Copy every line of the records below where the word "this" occurs.
_ _ _ _ _ _ _
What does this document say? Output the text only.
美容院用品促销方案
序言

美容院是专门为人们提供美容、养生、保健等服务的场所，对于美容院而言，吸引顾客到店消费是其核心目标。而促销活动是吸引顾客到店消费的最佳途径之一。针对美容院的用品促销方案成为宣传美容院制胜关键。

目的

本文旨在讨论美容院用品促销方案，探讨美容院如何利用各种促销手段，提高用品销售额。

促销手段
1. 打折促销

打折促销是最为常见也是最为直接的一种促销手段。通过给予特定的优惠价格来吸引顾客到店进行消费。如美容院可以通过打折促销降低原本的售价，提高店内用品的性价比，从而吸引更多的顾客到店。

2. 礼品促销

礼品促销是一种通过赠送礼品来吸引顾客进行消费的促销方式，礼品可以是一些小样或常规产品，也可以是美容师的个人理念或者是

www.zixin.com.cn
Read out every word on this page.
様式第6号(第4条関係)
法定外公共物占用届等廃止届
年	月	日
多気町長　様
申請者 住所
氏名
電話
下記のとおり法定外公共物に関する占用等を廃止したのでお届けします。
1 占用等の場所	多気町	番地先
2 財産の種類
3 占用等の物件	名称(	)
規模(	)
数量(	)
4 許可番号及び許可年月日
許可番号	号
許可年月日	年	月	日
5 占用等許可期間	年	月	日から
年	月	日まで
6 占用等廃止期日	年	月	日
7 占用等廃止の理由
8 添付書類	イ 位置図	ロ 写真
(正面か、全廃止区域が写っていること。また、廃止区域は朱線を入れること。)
_ _ _ _ _ _ _
## [RESPONSE]
What does this document say? Output the text only.
Read out every word on this page.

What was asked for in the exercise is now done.